# Tasks to complete
1) In the commentary on the government's AI plan with Microsoft, which award did Writer's Toolbox win at the Hi-tech Awards?
2) Pick up the commentary on the government's AI plan with Microsoft after its final sentence and keep writing it.

# Document
######

Ultimately the proposal went nowhere. Sometime around the end of 2021 it "fell into a black hole", a project leader quoted in correspondence released under the OIA reported. That’s troubling in itself - government officials invested considerable time in a project of “national significance” to let it then fizzle out. That’s concerning enough. Pennington writes that “heavyweight input” went into the proposal, but it eventually came to nothing, wasting everyone’s time.
More concerning is the fact that the Government was working behind the scenes on finding new business opportunities for Microsoft, which is already well-entrenched in the government sector providing Microsoft 365 and Azure cloud services to a wide range of agencies, and throughout the education sector.
Did the Government announce publicly that it was seeking to harness AI to improve outcomes in the education sector and seek expressions of interest from vendors? No it didn’t, according to RNZ. Behind the scenes, it signed a memorandum of understanding with Microsoft and fleshed out a plan for the software giant to take the box seat in providing AI-powered services across our education sector.
The Hi-tech Awards last week in Christchurch reminded me that we have a really strong ed-tech sector in New Zealand. Writer’s Toolbox took out the award for Most Innovative Hi-Tech Creative Technology Solution, and Kami was a finalist for Hi-Tech Company of the Year. We have a host of companies skilled in delivering AI analytics platforms too.

######

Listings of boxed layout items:
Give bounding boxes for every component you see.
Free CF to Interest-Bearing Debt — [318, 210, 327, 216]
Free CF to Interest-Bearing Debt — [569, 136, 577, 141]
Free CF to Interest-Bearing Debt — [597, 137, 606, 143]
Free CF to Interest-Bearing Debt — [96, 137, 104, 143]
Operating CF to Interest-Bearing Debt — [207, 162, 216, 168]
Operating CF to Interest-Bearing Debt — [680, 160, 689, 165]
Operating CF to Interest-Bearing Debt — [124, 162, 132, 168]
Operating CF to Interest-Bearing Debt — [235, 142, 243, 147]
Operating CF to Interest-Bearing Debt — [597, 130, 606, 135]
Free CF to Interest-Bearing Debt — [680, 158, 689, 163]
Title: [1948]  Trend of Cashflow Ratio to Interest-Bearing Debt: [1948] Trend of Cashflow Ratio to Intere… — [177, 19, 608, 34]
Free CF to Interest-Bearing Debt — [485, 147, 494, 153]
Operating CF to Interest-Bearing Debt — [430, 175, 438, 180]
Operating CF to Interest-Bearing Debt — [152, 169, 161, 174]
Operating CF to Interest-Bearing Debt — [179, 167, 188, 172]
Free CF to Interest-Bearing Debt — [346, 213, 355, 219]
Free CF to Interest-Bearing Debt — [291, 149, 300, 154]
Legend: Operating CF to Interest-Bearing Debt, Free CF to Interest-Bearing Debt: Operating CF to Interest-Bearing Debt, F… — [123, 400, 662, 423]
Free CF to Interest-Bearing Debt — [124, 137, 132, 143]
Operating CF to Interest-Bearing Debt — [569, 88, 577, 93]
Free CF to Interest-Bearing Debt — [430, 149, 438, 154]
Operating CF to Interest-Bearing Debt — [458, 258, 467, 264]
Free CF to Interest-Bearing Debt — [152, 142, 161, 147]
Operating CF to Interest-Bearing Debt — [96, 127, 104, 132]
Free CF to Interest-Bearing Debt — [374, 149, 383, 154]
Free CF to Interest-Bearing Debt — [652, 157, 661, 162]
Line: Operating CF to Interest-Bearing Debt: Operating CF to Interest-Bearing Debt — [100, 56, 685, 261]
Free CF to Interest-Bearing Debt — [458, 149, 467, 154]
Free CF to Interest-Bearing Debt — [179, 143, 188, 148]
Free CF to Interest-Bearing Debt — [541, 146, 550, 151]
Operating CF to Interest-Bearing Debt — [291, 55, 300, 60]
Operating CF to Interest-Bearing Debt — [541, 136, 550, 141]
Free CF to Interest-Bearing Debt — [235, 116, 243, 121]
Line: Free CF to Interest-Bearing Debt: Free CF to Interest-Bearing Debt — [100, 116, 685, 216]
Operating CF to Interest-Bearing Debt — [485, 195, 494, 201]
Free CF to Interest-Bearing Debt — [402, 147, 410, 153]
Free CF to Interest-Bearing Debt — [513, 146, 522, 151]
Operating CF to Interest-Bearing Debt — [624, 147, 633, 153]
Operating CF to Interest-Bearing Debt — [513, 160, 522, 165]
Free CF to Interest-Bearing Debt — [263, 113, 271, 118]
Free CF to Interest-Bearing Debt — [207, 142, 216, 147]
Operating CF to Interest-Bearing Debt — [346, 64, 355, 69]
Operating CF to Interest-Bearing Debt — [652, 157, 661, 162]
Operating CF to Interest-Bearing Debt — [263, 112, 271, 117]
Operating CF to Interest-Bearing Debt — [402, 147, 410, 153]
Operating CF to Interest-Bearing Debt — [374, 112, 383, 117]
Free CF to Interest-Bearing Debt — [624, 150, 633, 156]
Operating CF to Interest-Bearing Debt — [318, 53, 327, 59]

######

# Solved problems
1) Most Innovative Hi-Tech Creative Technology Solution

2)
Microsoft may have had a great solution to offer and it may well have made financial sense to deliver it via Azure bundling it in with all the other services Microsoft provides across government. But for something as significant as rolling out AI across schools and classrooms, some public discussion and an effort to gain independent advice and run a contestable procurement process would seem like the prudent thing to do.
I recently had a wide-ranging discussion with Paul James on The Business of Tech podcast, during which he told me that around one-third of government services are currently in the public cloud and that he expects that to grow to two-thirds by the end of the decade.
The likes of Microsoft, AWS, and Google will be the primary beneficiaries of that growth and they certainly have a role to play in improving the efficiency of government services via the cloud. But vendor lock-in is a real concern highlighted by the way this ultimately abandoned project initially came together and progressed. We’ve got to do better in government tech procurement, improving transparency and independent oversight of nationally significant tech projects and offering a level playing field for local and international vendors to get involved.
The tech bro cage fight
It appears as though Mark Zuckerberg and Elon Musk are actually seriously entertaining the idea of having an MMA-style cage fight, translating their rivalry in the social media space from media comments and subtle digs in Instagram and Twitter digs, into real-life sweaty grappling. Ewww, it's the height of macho tech-bro culture manifesting itself between two billionaires.
The message it sends to Meta and Twitter employees and people aspiring to enter the tech workforce is pretty bleak. This is what success looks like - wanting to take your competition to the mat - literally.
This will be no celebrity boxing match, where good-natured competitors enter the ring with the real purpose of raising a stack of money for charitable causes. This is a real grudge match between two men who practise martial arts, with Zuckerberg clearly angling to take Twitter’s advertising business away and launch a Twitter-like service within Facebook..
Who would win? Zuckerberg. He’s younger and in better shape, but also yearns for respect after the mocking he has had over going big on the metaverse. Whatever the outcome if it goes ahead, that’s one tech spectacle I won’t be tuning in for.